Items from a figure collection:
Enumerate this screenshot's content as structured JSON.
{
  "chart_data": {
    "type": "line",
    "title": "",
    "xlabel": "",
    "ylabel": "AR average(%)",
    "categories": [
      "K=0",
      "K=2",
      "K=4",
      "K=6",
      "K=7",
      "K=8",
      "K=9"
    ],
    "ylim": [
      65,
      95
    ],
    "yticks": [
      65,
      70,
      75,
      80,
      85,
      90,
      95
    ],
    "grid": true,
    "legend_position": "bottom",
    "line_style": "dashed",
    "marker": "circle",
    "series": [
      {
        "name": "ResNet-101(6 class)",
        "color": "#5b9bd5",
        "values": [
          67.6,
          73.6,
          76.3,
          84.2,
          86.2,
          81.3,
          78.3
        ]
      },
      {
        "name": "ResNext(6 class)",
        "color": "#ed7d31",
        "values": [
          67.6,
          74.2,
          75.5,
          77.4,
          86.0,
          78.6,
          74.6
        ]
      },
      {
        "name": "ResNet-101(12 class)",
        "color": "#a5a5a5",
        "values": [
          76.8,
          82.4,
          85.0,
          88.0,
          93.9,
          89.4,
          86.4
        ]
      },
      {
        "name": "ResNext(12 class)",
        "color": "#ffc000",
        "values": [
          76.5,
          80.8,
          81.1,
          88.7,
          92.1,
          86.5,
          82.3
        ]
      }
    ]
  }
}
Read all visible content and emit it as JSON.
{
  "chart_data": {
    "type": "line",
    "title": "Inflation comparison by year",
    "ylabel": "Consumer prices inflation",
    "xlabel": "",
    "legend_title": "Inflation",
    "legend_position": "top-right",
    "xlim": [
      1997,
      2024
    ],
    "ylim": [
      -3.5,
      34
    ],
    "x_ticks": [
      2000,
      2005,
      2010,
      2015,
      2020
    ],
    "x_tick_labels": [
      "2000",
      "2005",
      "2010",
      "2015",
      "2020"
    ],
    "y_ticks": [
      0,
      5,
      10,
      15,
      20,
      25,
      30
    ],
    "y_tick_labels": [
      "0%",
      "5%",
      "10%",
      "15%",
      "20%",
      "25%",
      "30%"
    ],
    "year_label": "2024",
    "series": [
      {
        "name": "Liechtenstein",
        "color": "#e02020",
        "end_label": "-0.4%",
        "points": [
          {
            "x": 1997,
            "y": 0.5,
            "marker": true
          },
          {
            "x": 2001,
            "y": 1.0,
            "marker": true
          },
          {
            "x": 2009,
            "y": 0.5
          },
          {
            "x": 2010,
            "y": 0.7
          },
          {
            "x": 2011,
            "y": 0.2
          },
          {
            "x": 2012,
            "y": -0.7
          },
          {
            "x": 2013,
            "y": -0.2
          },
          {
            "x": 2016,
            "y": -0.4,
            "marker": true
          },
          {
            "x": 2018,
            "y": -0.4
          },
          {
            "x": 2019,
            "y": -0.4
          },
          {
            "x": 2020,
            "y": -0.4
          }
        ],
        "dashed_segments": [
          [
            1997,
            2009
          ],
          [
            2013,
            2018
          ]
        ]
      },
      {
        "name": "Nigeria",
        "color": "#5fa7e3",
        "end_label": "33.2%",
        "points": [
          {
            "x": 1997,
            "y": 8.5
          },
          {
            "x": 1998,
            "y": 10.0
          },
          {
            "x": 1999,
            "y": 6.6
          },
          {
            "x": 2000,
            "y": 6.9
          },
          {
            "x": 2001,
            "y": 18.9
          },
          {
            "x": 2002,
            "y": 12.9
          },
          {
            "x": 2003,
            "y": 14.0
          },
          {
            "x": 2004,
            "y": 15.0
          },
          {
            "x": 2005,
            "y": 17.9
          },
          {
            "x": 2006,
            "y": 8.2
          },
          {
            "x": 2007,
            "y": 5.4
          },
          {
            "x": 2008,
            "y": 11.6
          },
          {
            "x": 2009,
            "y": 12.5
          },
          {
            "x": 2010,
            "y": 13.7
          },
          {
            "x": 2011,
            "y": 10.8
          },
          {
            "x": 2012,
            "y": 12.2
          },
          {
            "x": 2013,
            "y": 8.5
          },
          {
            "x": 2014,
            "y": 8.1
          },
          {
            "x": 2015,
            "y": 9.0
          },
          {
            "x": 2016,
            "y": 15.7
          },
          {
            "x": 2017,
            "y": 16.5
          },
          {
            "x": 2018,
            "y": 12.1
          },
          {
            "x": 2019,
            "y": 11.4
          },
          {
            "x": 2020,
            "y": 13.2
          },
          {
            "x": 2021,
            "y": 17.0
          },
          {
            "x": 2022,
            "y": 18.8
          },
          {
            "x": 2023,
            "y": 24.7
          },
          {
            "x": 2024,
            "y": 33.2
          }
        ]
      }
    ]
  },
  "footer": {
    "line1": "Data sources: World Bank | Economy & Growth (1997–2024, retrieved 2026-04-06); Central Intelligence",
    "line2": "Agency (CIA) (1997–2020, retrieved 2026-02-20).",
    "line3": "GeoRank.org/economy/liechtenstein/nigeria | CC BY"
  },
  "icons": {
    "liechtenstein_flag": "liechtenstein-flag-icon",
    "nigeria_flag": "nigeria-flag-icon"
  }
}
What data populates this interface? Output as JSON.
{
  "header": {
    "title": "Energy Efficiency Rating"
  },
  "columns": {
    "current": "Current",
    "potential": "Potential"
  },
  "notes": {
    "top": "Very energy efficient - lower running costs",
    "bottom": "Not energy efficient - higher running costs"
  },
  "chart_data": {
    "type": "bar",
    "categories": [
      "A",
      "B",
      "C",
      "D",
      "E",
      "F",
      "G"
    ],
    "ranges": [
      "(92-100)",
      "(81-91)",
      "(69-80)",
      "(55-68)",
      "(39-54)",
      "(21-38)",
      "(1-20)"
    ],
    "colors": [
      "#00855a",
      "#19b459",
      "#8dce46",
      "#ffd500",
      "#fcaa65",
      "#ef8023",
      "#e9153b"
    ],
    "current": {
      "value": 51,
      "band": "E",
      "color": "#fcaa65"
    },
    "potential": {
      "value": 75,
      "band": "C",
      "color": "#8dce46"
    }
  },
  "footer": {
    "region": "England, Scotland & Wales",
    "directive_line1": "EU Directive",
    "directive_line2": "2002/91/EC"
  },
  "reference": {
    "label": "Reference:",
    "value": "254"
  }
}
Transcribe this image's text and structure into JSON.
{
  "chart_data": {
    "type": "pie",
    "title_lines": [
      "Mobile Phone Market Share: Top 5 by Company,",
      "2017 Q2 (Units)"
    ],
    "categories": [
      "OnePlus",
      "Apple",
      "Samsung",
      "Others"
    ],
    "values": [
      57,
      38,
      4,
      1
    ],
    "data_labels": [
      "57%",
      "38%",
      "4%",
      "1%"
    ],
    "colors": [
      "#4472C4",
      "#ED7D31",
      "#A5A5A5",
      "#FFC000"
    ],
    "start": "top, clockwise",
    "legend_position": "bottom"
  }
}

(Problem to work on): From the data above, copy each line that holds "JSON".

(Response for this exercise):
Enumerate this screenshot's content as structured JSON.
Read all visible content and emit it as JSON.
What data populates this interface? Output as JSON.
Transcribe this image's text and structure into JSON.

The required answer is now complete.